--- begin Material for this task ---

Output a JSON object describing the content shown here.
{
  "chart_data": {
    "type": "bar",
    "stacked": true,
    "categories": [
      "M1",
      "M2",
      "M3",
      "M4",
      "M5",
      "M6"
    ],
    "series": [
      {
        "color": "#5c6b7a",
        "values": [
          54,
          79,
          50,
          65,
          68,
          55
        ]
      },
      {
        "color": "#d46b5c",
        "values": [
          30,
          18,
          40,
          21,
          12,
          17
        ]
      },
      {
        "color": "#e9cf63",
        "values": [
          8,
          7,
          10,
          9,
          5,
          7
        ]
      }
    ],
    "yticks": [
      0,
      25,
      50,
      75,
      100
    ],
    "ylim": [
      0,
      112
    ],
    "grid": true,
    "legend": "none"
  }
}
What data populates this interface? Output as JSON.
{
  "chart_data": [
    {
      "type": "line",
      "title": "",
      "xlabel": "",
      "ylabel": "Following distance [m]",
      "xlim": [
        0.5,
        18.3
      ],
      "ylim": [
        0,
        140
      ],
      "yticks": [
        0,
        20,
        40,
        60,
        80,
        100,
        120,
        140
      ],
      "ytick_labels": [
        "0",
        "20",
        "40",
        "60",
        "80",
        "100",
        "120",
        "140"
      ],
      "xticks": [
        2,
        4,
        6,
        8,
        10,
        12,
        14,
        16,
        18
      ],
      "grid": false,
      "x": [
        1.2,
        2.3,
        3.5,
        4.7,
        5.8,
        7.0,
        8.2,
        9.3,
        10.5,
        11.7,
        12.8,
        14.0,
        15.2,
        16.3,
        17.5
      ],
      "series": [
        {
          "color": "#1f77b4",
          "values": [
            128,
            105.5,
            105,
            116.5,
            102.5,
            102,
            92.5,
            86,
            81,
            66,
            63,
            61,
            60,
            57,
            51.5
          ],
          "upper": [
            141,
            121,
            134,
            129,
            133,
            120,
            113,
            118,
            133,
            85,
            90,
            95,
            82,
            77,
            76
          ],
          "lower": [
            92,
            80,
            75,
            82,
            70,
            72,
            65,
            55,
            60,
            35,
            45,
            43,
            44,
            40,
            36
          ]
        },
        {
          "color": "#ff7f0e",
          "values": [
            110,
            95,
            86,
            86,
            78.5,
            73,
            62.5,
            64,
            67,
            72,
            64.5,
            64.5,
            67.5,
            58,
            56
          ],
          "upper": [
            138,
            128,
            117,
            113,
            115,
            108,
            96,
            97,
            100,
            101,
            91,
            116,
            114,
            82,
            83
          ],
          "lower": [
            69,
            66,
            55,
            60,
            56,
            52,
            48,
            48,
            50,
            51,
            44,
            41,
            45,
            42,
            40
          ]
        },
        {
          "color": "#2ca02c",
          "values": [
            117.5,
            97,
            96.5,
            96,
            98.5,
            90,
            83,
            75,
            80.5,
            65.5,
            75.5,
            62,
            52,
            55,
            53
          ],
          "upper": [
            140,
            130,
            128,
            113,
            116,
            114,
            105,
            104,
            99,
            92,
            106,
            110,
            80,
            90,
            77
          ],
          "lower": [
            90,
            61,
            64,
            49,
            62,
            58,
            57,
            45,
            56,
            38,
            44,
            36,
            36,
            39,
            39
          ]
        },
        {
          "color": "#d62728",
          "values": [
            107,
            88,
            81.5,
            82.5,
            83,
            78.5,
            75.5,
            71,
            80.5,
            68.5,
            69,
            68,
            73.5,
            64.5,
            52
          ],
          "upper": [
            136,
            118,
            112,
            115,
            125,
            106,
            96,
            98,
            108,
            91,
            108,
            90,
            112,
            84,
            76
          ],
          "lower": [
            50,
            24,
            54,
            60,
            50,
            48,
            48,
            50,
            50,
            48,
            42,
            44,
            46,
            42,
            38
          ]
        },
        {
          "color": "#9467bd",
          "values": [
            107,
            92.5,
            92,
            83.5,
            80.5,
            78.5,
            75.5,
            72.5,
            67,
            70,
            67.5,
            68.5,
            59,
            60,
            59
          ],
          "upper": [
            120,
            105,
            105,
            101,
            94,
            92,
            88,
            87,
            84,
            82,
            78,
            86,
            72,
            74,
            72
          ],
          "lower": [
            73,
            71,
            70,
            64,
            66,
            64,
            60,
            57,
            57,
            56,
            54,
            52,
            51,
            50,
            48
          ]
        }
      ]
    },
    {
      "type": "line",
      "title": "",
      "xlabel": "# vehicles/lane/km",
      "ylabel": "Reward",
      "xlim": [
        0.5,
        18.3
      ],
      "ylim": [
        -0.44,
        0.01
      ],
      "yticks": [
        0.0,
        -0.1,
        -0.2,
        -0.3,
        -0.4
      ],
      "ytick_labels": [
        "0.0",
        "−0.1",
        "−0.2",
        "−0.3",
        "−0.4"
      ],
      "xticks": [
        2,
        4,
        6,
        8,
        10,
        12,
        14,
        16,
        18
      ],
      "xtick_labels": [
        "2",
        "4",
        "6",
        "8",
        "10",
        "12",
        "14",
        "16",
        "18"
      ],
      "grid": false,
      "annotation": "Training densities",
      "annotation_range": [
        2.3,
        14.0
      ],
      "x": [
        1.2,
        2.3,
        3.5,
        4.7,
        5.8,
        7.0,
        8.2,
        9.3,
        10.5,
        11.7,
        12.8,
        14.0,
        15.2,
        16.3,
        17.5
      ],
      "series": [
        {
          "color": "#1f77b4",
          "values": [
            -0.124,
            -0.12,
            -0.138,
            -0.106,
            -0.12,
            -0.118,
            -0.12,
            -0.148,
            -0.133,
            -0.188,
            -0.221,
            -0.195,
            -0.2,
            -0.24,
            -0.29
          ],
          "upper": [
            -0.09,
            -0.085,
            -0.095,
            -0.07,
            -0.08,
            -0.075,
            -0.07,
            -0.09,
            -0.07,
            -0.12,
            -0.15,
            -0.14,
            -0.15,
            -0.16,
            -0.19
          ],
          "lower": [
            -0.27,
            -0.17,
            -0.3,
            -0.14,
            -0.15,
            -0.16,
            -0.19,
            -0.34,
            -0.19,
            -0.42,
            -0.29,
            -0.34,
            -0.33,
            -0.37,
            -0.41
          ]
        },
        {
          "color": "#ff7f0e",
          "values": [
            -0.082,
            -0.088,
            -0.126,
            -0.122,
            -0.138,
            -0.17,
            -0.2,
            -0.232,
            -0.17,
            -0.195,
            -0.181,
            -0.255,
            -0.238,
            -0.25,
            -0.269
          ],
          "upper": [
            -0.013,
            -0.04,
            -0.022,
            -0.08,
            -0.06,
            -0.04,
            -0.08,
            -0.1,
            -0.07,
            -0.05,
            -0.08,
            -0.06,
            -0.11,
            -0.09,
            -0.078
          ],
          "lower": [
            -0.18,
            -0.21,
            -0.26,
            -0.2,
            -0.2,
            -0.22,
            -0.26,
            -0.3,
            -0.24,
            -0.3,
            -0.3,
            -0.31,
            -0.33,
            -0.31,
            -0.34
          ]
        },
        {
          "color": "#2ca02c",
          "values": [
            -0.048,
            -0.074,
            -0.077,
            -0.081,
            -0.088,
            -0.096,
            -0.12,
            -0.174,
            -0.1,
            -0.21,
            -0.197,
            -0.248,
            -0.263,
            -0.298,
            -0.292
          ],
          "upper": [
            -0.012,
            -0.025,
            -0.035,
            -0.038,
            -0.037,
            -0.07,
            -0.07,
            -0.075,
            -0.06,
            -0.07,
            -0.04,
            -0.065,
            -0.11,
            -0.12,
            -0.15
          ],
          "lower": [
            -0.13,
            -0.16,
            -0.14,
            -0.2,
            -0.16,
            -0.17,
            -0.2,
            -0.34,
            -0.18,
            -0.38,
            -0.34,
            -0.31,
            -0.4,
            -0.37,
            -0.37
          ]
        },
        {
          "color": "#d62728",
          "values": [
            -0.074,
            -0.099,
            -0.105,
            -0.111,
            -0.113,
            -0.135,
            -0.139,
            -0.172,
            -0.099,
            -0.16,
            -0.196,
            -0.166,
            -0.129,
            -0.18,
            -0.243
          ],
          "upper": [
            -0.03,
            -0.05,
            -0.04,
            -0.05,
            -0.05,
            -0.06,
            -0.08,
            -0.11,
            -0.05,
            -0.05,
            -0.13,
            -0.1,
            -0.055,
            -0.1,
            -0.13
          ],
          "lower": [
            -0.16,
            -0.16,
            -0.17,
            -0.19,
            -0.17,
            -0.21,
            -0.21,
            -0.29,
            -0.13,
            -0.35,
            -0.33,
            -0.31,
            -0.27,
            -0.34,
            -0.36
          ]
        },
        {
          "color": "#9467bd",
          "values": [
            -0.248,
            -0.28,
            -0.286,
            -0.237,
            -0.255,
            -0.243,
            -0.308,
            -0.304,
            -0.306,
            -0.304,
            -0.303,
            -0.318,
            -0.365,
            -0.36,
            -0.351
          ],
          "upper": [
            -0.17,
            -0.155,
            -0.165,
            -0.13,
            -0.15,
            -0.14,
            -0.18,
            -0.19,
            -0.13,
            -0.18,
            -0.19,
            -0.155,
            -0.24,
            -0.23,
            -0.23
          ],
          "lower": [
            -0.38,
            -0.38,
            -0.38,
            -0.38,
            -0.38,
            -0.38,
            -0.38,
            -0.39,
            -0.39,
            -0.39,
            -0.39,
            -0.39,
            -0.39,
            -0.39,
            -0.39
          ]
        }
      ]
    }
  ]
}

--- end Material for this task ---

■ **Set task**: For the listing above, identify each line bearing "JSON".

■ **Output below**:
Output a JSON object describing the content shown here.
What data populates this interface? Output as JSON.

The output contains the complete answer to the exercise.